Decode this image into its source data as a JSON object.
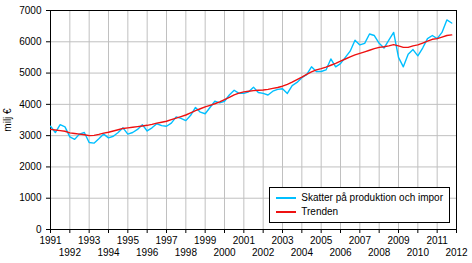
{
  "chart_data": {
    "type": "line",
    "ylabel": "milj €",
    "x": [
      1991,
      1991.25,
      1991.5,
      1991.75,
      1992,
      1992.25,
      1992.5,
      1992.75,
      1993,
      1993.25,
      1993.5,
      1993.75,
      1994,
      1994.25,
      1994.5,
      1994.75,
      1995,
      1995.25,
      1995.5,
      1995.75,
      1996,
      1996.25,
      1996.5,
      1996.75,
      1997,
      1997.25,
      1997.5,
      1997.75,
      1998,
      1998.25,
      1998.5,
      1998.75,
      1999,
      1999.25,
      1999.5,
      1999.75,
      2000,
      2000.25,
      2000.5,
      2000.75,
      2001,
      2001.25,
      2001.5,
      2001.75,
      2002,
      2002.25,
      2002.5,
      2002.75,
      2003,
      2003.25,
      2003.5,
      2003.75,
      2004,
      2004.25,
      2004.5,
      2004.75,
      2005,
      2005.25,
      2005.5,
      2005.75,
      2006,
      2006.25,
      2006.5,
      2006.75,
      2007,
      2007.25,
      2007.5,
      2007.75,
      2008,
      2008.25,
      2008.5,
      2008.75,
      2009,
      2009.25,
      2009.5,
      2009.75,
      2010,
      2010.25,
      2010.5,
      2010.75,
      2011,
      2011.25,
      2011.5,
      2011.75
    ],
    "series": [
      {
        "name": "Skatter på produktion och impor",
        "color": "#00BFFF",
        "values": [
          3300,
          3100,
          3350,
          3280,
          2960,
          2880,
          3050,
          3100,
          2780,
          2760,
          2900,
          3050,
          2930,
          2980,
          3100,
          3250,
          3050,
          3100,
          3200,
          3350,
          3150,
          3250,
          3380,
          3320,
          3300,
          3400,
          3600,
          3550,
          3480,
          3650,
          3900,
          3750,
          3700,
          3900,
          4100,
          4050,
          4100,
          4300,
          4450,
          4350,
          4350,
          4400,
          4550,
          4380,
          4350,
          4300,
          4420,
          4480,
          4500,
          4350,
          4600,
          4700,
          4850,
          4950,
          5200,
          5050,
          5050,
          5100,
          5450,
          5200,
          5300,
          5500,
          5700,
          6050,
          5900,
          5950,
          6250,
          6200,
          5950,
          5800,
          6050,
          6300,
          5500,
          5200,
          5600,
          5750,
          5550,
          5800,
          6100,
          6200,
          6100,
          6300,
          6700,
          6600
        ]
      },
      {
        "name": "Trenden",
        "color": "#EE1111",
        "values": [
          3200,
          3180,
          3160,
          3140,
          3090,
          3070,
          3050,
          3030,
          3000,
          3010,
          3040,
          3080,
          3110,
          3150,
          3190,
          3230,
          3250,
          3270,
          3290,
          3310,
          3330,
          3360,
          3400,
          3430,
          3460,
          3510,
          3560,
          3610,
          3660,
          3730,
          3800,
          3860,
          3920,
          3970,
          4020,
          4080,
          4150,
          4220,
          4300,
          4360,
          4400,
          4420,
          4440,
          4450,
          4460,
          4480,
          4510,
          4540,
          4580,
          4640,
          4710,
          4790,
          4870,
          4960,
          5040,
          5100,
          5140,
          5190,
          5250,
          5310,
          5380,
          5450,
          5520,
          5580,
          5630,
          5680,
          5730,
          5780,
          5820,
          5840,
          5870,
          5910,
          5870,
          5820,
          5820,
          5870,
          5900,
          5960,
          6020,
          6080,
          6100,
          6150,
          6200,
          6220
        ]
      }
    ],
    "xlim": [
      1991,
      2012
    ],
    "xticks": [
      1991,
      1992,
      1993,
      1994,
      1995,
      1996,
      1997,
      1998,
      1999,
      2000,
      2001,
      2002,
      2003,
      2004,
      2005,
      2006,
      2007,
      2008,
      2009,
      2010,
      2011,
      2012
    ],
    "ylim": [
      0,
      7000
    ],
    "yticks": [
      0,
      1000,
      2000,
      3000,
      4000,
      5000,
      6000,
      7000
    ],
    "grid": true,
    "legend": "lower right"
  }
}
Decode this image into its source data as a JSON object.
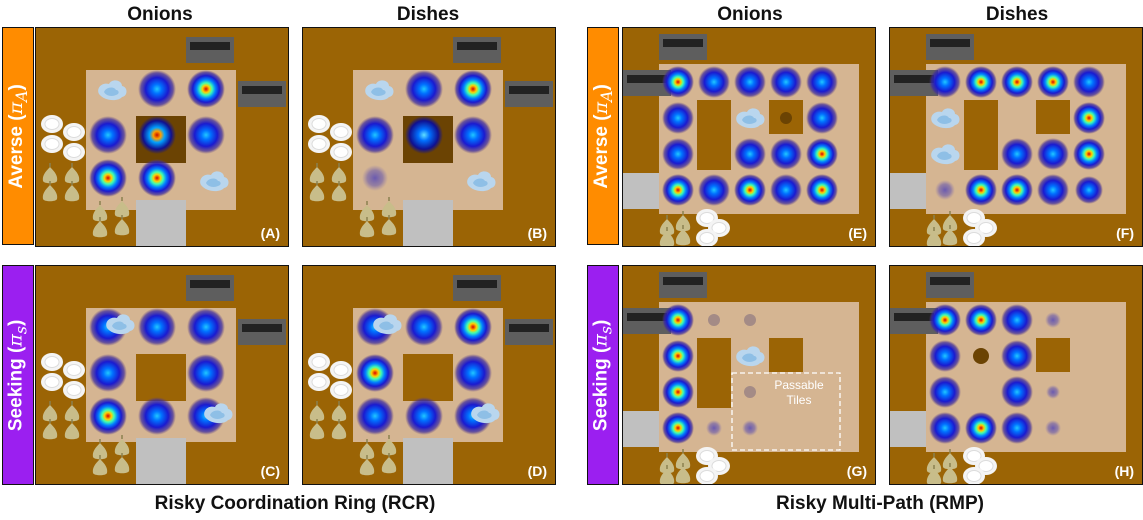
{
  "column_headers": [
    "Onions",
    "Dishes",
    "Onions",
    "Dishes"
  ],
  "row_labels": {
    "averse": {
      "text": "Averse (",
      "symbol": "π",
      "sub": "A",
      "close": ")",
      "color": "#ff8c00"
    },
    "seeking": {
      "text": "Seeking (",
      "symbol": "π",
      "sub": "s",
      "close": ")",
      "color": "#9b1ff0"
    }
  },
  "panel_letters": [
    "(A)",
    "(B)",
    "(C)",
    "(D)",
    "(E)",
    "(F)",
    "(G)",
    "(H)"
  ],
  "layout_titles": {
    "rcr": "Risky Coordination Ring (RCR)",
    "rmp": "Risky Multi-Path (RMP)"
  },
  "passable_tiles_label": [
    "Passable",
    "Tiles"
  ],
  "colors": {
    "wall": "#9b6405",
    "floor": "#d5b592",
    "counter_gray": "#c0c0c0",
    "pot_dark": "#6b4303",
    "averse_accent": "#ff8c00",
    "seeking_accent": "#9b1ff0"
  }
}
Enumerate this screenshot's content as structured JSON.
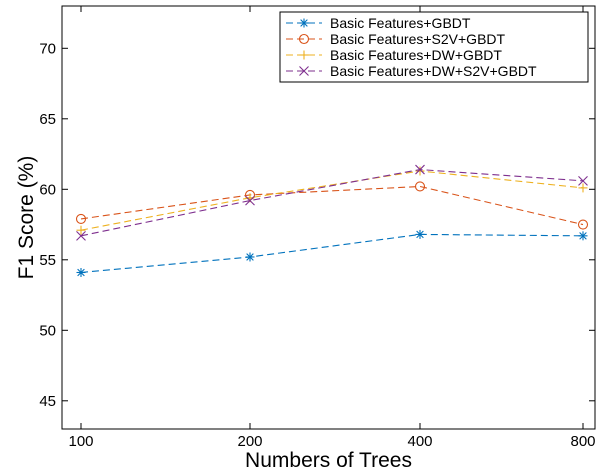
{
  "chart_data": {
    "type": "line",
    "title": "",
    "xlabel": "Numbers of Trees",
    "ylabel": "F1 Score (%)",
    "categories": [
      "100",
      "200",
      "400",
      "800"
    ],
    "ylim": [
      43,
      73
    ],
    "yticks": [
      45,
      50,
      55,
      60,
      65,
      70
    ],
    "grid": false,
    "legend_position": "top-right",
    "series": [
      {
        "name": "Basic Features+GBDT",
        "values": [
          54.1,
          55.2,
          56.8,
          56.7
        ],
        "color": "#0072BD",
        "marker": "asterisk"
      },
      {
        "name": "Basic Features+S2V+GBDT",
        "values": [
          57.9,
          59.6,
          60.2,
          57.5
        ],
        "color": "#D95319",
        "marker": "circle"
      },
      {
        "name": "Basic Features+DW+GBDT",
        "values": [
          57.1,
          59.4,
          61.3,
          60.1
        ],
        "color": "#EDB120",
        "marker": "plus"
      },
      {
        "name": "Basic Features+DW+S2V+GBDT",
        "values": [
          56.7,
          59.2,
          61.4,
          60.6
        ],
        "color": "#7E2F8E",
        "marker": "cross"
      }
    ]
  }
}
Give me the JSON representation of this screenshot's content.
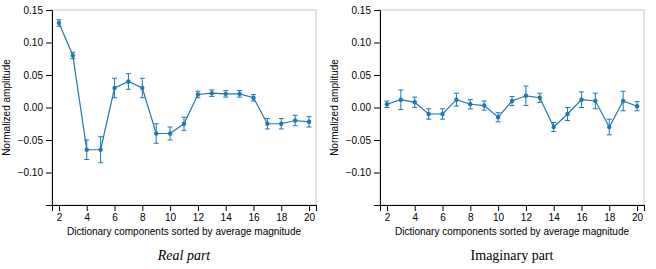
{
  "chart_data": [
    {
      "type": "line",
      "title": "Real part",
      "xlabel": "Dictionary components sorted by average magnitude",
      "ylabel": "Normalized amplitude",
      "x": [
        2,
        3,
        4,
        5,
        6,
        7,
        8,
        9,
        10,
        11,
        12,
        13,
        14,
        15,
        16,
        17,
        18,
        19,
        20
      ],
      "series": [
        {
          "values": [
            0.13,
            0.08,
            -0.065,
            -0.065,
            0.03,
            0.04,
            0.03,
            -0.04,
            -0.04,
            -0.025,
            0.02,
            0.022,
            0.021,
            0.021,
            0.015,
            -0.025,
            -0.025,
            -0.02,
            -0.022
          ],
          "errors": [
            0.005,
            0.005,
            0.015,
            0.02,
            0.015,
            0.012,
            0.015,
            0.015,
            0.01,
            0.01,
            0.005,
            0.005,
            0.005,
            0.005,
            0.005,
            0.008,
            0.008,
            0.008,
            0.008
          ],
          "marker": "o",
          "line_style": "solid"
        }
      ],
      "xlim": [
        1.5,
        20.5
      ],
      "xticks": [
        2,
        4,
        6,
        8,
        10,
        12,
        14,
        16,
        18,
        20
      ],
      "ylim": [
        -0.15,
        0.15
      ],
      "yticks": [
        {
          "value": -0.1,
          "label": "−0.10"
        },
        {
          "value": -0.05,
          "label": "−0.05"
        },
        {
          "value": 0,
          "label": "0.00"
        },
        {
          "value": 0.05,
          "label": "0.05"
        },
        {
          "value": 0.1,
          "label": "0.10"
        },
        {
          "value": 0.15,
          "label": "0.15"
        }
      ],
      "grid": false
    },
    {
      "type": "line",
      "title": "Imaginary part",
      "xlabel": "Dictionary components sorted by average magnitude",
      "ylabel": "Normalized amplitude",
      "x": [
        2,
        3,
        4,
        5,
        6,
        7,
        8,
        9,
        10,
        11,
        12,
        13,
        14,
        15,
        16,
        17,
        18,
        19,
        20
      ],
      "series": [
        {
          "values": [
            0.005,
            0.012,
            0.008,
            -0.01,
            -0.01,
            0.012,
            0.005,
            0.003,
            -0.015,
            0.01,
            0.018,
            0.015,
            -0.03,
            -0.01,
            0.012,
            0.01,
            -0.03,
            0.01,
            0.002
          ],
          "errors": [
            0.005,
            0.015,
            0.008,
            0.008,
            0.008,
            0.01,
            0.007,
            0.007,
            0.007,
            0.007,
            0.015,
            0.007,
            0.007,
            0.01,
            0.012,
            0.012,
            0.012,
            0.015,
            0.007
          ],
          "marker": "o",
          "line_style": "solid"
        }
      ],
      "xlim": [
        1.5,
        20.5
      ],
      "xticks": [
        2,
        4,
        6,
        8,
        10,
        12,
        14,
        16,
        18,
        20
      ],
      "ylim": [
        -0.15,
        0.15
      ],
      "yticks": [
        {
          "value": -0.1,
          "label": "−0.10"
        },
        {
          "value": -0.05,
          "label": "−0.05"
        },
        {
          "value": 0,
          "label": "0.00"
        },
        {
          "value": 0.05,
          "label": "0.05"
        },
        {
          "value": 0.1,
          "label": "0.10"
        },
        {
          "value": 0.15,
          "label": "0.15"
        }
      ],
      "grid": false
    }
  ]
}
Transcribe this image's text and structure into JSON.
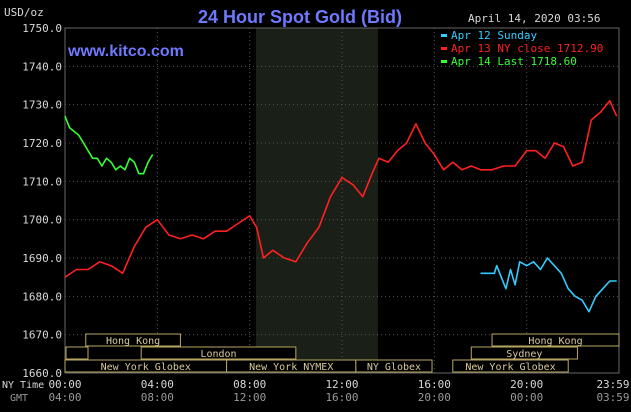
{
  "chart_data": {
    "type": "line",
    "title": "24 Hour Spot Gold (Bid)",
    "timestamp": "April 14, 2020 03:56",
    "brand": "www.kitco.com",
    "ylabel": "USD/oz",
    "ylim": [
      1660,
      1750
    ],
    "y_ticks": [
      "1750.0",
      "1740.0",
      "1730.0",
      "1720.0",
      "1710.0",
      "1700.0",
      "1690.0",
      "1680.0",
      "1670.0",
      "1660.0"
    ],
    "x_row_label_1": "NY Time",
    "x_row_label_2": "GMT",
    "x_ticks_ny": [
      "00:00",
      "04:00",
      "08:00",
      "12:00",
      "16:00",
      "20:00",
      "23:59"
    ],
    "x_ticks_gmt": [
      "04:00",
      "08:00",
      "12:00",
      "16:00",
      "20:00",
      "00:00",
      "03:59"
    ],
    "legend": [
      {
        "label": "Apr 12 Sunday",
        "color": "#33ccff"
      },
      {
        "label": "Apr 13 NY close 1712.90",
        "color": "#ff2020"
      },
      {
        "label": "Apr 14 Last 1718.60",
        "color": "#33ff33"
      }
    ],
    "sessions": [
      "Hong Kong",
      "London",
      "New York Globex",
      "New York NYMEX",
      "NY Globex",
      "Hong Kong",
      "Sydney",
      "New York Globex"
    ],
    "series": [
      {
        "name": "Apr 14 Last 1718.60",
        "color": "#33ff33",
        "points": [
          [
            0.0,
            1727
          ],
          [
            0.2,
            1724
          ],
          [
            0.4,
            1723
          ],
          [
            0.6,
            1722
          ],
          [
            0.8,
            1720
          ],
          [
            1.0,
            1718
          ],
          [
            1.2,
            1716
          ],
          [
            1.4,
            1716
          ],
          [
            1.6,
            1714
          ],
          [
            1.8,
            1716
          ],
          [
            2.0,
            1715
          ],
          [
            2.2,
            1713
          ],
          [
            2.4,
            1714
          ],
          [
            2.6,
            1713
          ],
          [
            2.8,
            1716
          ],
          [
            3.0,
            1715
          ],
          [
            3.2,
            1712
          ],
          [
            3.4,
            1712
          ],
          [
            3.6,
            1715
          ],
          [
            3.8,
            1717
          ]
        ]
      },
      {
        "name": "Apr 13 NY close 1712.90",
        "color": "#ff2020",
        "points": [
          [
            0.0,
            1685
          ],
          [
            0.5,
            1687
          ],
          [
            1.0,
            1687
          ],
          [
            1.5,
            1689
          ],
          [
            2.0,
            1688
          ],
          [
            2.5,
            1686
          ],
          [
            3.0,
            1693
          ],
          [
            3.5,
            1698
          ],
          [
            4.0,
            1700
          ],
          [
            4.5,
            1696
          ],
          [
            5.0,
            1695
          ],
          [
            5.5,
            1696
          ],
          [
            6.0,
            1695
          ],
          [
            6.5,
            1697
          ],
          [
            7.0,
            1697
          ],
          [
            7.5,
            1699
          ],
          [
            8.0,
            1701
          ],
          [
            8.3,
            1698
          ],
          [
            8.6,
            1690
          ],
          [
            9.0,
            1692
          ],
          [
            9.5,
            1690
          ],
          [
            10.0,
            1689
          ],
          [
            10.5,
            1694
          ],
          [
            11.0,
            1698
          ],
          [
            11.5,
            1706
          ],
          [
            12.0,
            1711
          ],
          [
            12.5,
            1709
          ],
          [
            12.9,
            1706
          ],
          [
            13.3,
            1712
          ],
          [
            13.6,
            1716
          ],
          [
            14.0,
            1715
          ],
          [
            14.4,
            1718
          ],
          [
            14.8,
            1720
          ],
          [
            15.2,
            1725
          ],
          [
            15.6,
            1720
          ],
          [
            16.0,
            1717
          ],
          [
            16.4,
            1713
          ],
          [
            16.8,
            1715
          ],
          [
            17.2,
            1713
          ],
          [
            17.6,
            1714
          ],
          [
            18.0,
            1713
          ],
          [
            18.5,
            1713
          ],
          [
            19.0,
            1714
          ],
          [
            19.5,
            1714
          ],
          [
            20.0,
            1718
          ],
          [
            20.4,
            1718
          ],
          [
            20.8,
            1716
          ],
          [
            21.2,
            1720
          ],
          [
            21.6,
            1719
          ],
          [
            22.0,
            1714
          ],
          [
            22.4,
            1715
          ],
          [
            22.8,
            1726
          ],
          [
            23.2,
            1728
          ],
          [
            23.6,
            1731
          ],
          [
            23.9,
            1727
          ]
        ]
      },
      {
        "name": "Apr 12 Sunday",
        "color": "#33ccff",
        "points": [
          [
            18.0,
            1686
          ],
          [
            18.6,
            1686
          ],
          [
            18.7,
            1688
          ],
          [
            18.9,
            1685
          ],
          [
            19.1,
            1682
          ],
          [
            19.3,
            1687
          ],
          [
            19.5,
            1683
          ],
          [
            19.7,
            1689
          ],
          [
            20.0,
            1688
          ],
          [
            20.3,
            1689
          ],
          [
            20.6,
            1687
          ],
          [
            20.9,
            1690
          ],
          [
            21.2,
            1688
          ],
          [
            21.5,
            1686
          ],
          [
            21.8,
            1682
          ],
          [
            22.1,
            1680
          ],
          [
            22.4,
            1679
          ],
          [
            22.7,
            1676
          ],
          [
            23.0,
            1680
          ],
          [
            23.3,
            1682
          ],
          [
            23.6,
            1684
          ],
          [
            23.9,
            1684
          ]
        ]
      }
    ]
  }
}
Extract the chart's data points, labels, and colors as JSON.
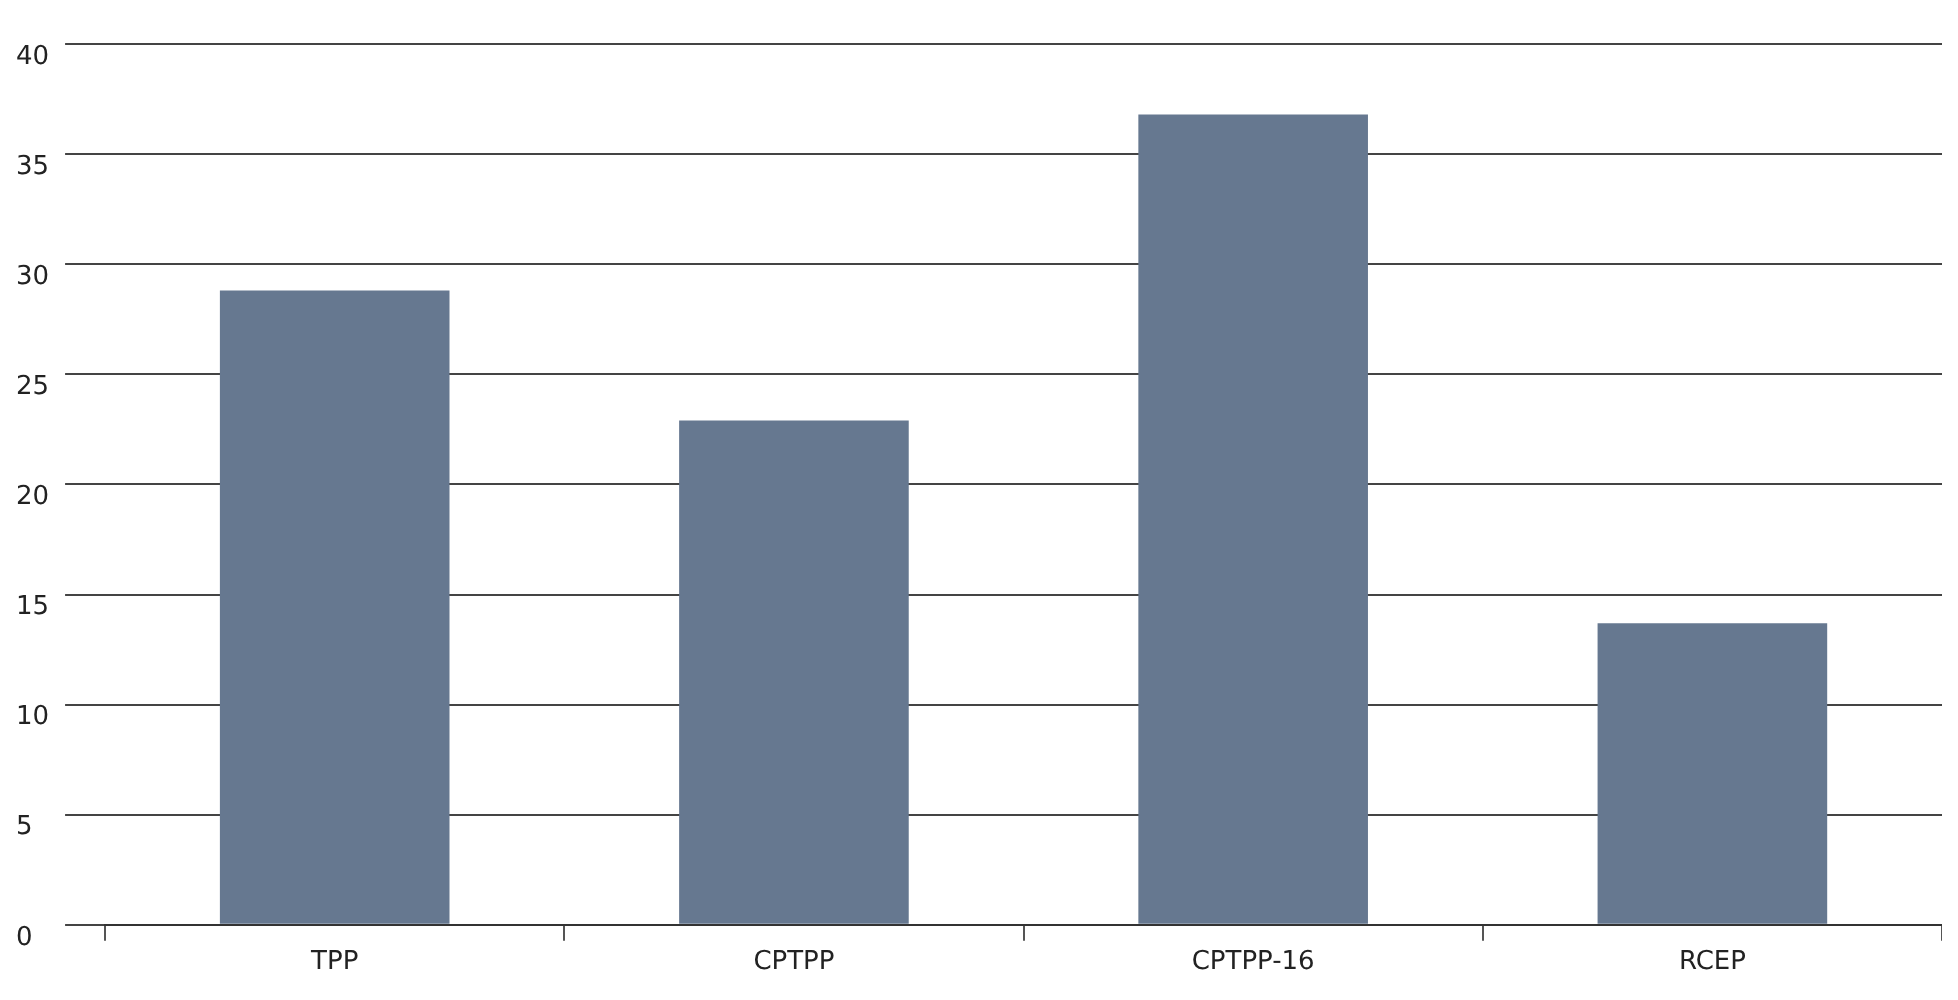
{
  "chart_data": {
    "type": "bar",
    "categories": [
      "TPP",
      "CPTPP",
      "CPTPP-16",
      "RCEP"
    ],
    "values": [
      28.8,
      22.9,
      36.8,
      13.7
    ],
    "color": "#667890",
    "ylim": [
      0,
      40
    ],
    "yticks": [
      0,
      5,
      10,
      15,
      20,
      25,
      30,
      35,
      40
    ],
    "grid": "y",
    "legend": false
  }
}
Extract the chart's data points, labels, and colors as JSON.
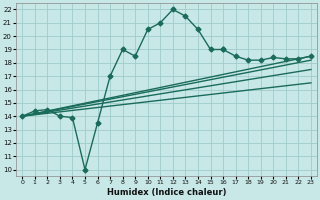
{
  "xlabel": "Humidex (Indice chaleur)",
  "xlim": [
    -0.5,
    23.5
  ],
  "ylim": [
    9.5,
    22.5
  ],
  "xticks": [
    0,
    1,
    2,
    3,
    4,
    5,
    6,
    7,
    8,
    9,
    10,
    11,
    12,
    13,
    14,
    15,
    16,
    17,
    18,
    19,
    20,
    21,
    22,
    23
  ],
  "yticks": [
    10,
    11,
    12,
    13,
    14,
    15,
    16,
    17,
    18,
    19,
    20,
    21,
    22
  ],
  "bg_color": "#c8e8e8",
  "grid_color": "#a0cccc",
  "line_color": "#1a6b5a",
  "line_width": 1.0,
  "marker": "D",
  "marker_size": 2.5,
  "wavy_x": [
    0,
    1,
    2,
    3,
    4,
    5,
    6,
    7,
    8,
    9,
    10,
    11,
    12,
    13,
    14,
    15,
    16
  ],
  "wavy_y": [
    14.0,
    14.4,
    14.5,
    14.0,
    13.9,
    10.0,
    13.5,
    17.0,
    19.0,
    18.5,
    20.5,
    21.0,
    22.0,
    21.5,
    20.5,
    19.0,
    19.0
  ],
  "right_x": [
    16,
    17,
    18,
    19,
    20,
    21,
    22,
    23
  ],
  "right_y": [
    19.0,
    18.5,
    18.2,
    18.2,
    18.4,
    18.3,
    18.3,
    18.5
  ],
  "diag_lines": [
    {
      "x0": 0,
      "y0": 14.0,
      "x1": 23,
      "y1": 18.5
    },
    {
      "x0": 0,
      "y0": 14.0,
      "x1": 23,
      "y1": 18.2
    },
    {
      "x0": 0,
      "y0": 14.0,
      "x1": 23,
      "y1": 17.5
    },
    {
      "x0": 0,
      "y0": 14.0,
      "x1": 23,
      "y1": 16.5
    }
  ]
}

**EXERCISE**
Collect every line above that contains the word "Last".

**THE OUTPUT**
        "label": "Apr 14 Last 1718.60",
        "name": "Apr 14 Last 1718.60",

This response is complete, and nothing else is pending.